- **Record list**:
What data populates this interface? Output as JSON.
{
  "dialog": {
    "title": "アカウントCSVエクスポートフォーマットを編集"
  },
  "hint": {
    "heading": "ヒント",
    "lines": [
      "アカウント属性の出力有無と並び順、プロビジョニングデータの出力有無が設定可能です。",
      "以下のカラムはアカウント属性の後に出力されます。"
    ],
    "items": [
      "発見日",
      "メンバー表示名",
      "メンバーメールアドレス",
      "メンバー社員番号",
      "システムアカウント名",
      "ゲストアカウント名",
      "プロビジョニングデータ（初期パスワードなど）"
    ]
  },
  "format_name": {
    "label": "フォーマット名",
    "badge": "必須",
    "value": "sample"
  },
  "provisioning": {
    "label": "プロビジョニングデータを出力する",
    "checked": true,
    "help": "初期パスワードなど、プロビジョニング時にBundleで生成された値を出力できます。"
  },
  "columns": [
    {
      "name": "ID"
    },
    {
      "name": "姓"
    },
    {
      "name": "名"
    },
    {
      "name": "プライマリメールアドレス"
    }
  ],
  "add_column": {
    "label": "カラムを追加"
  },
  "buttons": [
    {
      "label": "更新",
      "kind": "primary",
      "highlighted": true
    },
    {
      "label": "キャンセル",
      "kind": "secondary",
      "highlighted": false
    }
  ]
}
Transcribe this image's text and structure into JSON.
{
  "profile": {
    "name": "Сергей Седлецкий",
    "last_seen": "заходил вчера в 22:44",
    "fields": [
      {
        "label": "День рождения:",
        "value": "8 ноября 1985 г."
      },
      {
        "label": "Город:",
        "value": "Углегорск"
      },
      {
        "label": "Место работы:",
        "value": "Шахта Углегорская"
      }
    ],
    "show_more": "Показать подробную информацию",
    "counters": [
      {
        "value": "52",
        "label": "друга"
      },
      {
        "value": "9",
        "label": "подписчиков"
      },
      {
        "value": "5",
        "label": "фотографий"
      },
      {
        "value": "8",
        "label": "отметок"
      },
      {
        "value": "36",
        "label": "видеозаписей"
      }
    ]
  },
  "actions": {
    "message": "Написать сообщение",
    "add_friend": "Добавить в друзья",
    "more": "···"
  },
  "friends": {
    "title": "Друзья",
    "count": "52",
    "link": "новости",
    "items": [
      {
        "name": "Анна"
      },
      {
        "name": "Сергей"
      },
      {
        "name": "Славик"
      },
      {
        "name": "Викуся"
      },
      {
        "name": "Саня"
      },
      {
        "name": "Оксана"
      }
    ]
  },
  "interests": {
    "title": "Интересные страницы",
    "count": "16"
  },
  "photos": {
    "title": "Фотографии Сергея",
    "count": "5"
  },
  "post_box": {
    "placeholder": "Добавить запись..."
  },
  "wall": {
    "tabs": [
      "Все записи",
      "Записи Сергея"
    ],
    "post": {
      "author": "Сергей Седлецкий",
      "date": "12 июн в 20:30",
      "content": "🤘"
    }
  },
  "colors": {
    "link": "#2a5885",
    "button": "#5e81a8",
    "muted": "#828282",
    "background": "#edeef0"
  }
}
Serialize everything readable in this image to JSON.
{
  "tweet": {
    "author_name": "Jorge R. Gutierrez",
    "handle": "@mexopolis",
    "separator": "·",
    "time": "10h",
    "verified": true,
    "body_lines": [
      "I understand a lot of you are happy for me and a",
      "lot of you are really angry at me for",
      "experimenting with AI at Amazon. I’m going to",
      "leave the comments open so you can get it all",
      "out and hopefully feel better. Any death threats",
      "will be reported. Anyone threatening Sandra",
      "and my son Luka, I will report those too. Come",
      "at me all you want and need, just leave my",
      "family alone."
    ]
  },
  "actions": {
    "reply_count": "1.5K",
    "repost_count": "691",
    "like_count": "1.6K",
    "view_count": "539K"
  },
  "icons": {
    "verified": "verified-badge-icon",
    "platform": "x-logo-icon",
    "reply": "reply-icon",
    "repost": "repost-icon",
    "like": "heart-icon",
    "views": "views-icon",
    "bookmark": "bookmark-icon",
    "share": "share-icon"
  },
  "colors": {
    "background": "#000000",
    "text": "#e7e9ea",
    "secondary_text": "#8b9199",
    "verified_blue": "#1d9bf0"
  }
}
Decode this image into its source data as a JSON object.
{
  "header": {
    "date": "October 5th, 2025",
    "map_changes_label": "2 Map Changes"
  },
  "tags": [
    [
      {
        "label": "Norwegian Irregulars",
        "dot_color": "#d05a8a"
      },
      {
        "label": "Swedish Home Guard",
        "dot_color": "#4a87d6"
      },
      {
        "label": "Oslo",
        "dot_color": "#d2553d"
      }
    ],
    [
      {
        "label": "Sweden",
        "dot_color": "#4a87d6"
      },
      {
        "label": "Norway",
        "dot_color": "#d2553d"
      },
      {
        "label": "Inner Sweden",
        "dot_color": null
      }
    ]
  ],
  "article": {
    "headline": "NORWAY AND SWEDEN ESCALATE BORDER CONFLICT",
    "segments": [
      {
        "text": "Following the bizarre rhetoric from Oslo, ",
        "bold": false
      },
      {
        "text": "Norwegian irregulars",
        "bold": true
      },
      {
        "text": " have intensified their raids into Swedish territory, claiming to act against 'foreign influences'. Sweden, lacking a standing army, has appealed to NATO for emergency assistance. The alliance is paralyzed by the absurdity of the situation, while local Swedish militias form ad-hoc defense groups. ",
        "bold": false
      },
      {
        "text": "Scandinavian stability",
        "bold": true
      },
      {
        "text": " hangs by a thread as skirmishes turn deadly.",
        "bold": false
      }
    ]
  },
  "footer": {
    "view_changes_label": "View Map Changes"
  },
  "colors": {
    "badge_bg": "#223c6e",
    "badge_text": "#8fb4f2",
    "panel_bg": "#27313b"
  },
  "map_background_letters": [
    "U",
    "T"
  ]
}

- **Do this**:
Your task is to reproduce the whole listing exactly.

- **Solved problem**:
What data populates this interface? Output as JSON.
{
  "dialog": {
    "title": "アカウントCSVエクスポートフォーマットを編集"
  },
  "hint": {
    "heading": "ヒント",
    "lines": [
      "アカウント属性の出力有無と並び順、プロビジョニングデータの出力有無が設定可能です。",
      "以下のカラムはアカウント属性の後に出力されます。"
    ],
    "items": [
      "発見日",
      "メンバー表示名",
      "メンバーメールアドレス",
      "メンバー社員番号",
      "システムアカウント名",
      "ゲストアカウント名",
      "プロビジョニングデータ（初期パスワードなど）"
    ]
  },
  "format_name": {
    "label": "フォーマット名",
    "badge": "必須",
    "value": "sample"
  },
  "provisioning": {
    "label": "プロビジョニングデータを出力する",
    "checked": true,
    "help": "初期パスワードなど、プロビジョニング時にBundleで生成された値を出力できます。"
  },
  "columns": [
    {
      "name": "ID"
    },
    {
      "name": "姓"
    },
    {
      "name": "名"
    },
    {
      "name": "プライマリメールアドレス"
    }
  ],
  "add_column": {
    "label": "カラムを追加"
  },
  "buttons": [
    {
      "label": "更新",
      "kind": "primary",
      "highlighted": true
    },
    {
      "label": "キャンセル",
      "kind": "secondary",
      "highlighted": false
    }
  ]
}
Transcribe this image's text and structure into JSON.
{
  "profile": {
    "name": "Сергей Седлецкий",
    "last_seen": "заходил вчера в 22:44",
    "fields": [
      {
        "label": "День рождения:",
        "value": "8 ноября 1985 г."
      },
      {
        "label": "Город:",
        "value": "Углегорск"
      },
      {
        "label": "Место работы:",
        "value": "Шахта Углегорская"
      }
    ],
    "show_more": "Показать подробную информацию",
    "counters": [
      {
        "value": "52",
        "label": "друга"
      },
      {
        "value": "9",
        "label": "подписчиков"
      },
      {
        "value": "5",
        "label": "фотографий"
      },
      {
        "value": "8",
        "label": "отметок"
      },
      {
        "value": "36",
        "label": "видеозаписей"
      }
    ]
  },
  "actions": {
    "message": "Написать сообщение",
    "add_friend": "Добавить в друзья",
    "more": "···"
  },
  "friends": {
    "title": "Друзья",
    "count": "52",
    "link": "новости",
    "items": [
      {
        "name": "Анна"
      },
      {
        "name": "Сергей"
      },
      {
        "name": "Славик"
      },
      {
        "name": "Викуся"
      },
      {
        "name": "Саня"
      },
      {
        "name": "Оксана"
      }
    ]
  },
  "interests": {
    "title": "Интересные страницы",
    "count": "16"
  },
  "photos": {
    "title": "Фотографии Сергея",
    "count": "5"
  },
  "post_box": {
    "placeholder": "Добавить запись..."
  },
  "wall": {
    "tabs": [
      "Все записи",
      "Записи Сергея"
    ],
    "post": {
      "author": "Сергей Седлецкий",
      "date": "12 июн в 20:30",
      "content": "🤘"
    }
  },
  "colors": {
    "link": "#2a5885",
    "button": "#5e81a8",
    "muted": "#828282",
    "background": "#edeef0"
  }
}
Serialize everything readable in this image to JSON.
{
  "tweet": {
    "author_name": "Jorge R. Gutierrez",
    "handle": "@mexopolis",
    "separator": "·",
    "time": "10h",
    "verified": true,
    "body_lines": [
      "I understand a lot of you are happy for me and a",
      "lot of you are really angry at me for",
      "experimenting with AI at Amazon. I’m going to",
      "leave the comments open so you can get it all",
      "out and hopefully feel better. Any death threats",
      "will be reported. Anyone threatening Sandra",
      "and my son Luka, I will report those too. Come",
      "at me all you want and need, just leave my",
      "family alone."
    ]
  },
  "actions": {
    "reply_count": "1.5K",
    "repost_count": "691",
    "like_count": "1.6K",
    "view_count": "539K"
  },
  "icons": {
    "verified": "verified-badge-icon",
    "platform": "x-logo-icon",
    "reply": "reply-icon",
    "repost": "repost-icon",
    "like": "heart-icon",
    "views": "views-icon",
    "bookmark": "bookmark-icon",
    "share": "share-icon"
  },
  "colors": {
    "background": "#000000",
    "text": "#e7e9ea",
    "secondary_text": "#8b9199",
    "verified_blue": "#1d9bf0"
  }
}
Decode this image into its source data as a JSON object.
{
  "header": {
    "date": "October 5th, 2025",
    "map_changes_label": "2 Map Changes"
  },
  "tags": [
    [
      {
        "label": "Norwegian Irregulars",
        "dot_color": "#d05a8a"
      },
      {
        "label": "Swedish Home Guard",
        "dot_color": "#4a87d6"
      },
      {
        "label": "Oslo",
        "dot_color": "#d2553d"
      }
    ],
    [
      {
        "label": "Sweden",
        "dot_color": "#4a87d6"
      },
      {
        "label": "Norway",
        "dot_color": "#d2553d"
      },
      {
        "label": "Inner Sweden",
        "dot_color": null
      }
    ]
  ],
  "article": {
    "headline": "NORWAY AND SWEDEN ESCALATE BORDER CONFLICT",
    "segments": [
      {
        "text": "Following the bizarre rhetoric from Oslo, ",
        "bold": false
      },
      {
        "text": "Norwegian irregulars",
        "bold": true
      },
      {
        "text": " have intensified their raids into Swedish territory, claiming to act against 'foreign influences'. Sweden, lacking a standing army, has appealed to NATO for emergency assistance. The alliance is paralyzed by the absurdity of the situation, while local Swedish militias form ad-hoc defense groups. ",
        "bold": false
      },
      {
        "text": "Scandinavian stability",
        "bold": true
      },
      {
        "text": " hangs by a thread as skirmishes turn deadly.",
        "bold": false
      }
    ]
  },
  "footer": {
    "view_changes_label": "View Map Changes"
  },
  "colors": {
    "badge_bg": "#223c6e",
    "badge_text": "#8fb4f2",
    "panel_bg": "#27313b"
  },
  "map_background_letters": [
    "U",
    "T"
  ]
}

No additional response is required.